The data must be returned in full and exactly as given.

Extracted material:
* START *

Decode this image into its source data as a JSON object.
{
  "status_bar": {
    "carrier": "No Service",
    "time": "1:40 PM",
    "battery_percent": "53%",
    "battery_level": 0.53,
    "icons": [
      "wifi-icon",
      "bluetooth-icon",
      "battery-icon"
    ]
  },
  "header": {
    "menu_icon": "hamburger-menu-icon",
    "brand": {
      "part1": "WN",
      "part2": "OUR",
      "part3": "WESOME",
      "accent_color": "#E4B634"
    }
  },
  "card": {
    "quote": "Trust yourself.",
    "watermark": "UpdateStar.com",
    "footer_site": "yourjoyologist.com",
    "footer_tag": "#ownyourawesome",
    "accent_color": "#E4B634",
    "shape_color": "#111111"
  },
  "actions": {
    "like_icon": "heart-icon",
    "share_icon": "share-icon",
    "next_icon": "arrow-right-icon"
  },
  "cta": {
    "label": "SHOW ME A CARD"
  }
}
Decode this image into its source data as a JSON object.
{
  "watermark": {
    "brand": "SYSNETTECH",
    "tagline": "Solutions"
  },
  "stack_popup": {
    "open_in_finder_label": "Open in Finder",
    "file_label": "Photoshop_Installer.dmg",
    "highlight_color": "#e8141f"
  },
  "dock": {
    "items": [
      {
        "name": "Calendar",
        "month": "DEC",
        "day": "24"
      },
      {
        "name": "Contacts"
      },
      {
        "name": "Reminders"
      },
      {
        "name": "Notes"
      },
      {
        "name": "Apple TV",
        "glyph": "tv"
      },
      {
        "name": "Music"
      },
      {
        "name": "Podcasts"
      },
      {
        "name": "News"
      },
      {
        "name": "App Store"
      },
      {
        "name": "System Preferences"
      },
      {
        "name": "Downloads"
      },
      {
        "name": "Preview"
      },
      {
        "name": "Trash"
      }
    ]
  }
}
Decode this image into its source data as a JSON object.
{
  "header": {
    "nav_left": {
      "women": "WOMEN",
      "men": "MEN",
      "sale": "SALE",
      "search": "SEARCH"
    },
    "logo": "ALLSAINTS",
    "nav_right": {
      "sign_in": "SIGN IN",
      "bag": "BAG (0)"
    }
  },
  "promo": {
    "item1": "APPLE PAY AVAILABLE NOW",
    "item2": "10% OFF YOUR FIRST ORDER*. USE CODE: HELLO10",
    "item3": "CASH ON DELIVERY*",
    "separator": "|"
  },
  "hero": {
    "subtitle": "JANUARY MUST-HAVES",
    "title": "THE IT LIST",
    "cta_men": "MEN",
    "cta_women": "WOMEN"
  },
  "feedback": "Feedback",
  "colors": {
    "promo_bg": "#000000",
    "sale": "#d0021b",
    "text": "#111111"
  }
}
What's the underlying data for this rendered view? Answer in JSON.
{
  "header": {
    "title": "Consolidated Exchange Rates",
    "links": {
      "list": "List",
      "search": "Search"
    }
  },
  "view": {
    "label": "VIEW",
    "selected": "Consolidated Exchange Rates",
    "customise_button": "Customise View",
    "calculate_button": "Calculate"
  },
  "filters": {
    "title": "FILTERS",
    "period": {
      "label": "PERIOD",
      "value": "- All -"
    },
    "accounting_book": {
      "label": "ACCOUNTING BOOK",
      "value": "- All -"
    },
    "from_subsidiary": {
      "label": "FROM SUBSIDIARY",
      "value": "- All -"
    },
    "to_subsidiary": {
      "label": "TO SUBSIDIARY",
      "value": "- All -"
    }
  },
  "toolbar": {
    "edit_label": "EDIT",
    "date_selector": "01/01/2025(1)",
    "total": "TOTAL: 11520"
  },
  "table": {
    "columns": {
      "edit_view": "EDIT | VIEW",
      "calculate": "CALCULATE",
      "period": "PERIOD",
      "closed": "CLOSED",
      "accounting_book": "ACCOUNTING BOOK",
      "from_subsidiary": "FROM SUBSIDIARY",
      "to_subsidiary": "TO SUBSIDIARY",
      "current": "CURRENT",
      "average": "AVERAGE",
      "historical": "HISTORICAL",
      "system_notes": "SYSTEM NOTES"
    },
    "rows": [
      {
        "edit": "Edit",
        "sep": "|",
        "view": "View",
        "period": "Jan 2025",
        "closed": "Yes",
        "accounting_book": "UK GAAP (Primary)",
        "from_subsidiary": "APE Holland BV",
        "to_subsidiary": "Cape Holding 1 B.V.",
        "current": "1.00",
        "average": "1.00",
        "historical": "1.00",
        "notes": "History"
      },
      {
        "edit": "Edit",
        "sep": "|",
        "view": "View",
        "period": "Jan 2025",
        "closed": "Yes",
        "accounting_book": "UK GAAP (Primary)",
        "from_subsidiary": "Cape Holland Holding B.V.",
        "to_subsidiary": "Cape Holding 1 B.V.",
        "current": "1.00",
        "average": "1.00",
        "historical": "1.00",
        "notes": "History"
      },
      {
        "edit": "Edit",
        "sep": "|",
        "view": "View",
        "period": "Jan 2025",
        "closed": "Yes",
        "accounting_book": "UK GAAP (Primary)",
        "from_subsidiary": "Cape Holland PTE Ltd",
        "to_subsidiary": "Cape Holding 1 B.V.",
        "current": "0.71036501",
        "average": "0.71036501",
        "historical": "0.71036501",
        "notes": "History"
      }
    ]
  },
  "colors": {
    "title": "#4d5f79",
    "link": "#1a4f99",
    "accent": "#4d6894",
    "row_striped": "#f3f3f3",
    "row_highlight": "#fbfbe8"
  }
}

* END *

Solution for this problem:
Decode this image into its source data as a JSON object.
{
  "status_bar": {
    "carrier": "No Service",
    "time": "1:40 PM",
    "battery_percent": "53%",
    "battery_level": 0.53,
    "icons": [
      "wifi-icon",
      "bluetooth-icon",
      "battery-icon"
    ]
  },
  "header": {
    "menu_icon": "hamburger-menu-icon",
    "brand": {
      "part1": "WN",
      "part2": "OUR",
      "part3": "WESOME",
      "accent_color": "#E4B634"
    }
  },
  "card": {
    "quote": "Trust yourself.",
    "watermark": "UpdateStar.com",
    "footer_site": "yourjoyologist.com",
    "footer_tag": "#ownyourawesome",
    "accent_color": "#E4B634",
    "shape_color": "#111111"
  },
  "actions": {
    "like_icon": "heart-icon",
    "share_icon": "share-icon",
    "next_icon": "arrow-right-icon"
  },
  "cta": {
    "label": "SHOW ME A CARD"
  }
}
Decode this image into its source data as a JSON object.
{
  "watermark": {
    "brand": "SYSNETTECH",
    "tagline": "Solutions"
  },
  "stack_popup": {
    "open_in_finder_label": "Open in Finder",
    "file_label": "Photoshop_Installer.dmg",
    "highlight_color": "#e8141f"
  },
  "dock": {
    "items": [
      {
        "name": "Calendar",
        "month": "DEC",
        "day": "24"
      },
      {
        "name": "Contacts"
      },
      {
        "name": "Reminders"
      },
      {
        "name": "Notes"
      },
      {
        "name": "Apple TV",
        "glyph": "tv"
      },
      {
        "name": "Music"
      },
      {
        "name": "Podcasts"
      },
      {
        "name": "News"
      },
      {
        "name": "App Store"
      },
      {
        "name": "System Preferences"
      },
      {
        "name": "Downloads"
      },
      {
        "name": "Preview"
      },
      {
        "name": "Trash"
      }
    ]
  }
}
Decode this image into its source data as a JSON object.
{
  "header": {
    "nav_left": {
      "women": "WOMEN",
      "men": "MEN",
      "sale": "SALE",
      "search": "SEARCH"
    },
    "logo": "ALLSAINTS",
    "nav_right": {
      "sign_in": "SIGN IN",
      "bag": "BAG (0)"
    }
  },
  "promo": {
    "item1": "APPLE PAY AVAILABLE NOW",
    "item2": "10% OFF YOUR FIRST ORDER*. USE CODE: HELLO10",
    "item3": "CASH ON DELIVERY*",
    "separator": "|"
  },
  "hero": {
    "subtitle": "JANUARY MUST-HAVES",
    "title": "THE IT LIST",
    "cta_men": "MEN",
    "cta_women": "WOMEN"
  },
  "feedback": "Feedback",
  "colors": {
    "promo_bg": "#000000",
    "sale": "#d0021b",
    "text": "#111111"
  }
}
What's the underlying data for this rendered view? Answer in JSON.
{
  "header": {
    "title": "Consolidated Exchange Rates",
    "links": {
      "list": "List",
      "search": "Search"
    }
  },
  "view": {
    "label": "VIEW",
    "selected": "Consolidated Exchange Rates",
    "customise_button": "Customise View",
    "calculate_button": "Calculate"
  },
  "filters": {
    "title": "FILTERS",
    "period": {
      "label": "PERIOD",
      "value": "- All -"
    },
    "accounting_book": {
      "label": "ACCOUNTING BOOK",
      "value": "- All -"
    },
    "from_subsidiary": {
      "label": "FROM SUBSIDIARY",
      "value": "- All -"
    },
    "to_subsidiary": {
      "label": "TO SUBSIDIARY",
      "value": "- All -"
    }
  },
  "toolbar": {
    "edit_label": "EDIT",
    "date_selector": "01/01/2025(1)",
    "total": "TOTAL: 11520"
  },
  "table": {
    "columns": {
      "edit_view": "EDIT | VIEW",
      "calculate": "CALCULATE",
      "period": "PERIOD",
      "closed": "CLOSED",
      "accounting_book": "ACCOUNTING BOOK",
      "from_subsidiary": "FROM SUBSIDIARY",
      "to_subsidiary": "TO SUBSIDIARY",
      "current": "CURRENT",
      "average": "AVERAGE",
      "historical": "HISTORICAL",
      "system_notes": "SYSTEM NOTES"
    },
    "rows": [
      {
        "edit": "Edit",
        "sep": "|",
        "view": "View",
        "period": "Jan 2025",
        "closed": "Yes",
        "accounting_book": "UK GAAP (Primary)",
        "from_subsidiary": "APE Holland BV",
        "to_subsidiary": "Cape Holding 1 B.V.",
        "current": "1.00",
        "average": "1.00",
        "historical": "1.00",
        "notes": "History"
      },
      {
        "edit": "Edit",
        "sep": "|",
        "view": "View",
        "period": "Jan 2025",
        "closed": "Yes",
        "accounting_book": "UK GAAP (Primary)",
        "from_subsidiary": "Cape Holland Holding B.V.",
        "to_subsidiary": "Cape Holding 1 B.V.",
        "current": "1.00",
        "average": "1.00",
        "historical": "1.00",
        "notes": "History"
      },
      {
        "edit": "Edit",
        "sep": "|",
        "view": "View",
        "period": "Jan 2025",
        "closed": "Yes",
        "accounting_book": "UK GAAP (Primary)",
        "from_subsidiary": "Cape Holland PTE Ltd",
        "to_subsidiary": "Cape Holding 1 B.V.",
        "current": "0.71036501",
        "average": "0.71036501",
        "historical": "0.71036501",
        "notes": "History"
      }
    ]
  },
  "colors": {
    "title": "#4d5f79",
    "link": "#1a4f99",
    "accent": "#4d6894",
    "row_striped": "#f3f3f3",
    "row_highlight": "#fbfbe8"
  }
}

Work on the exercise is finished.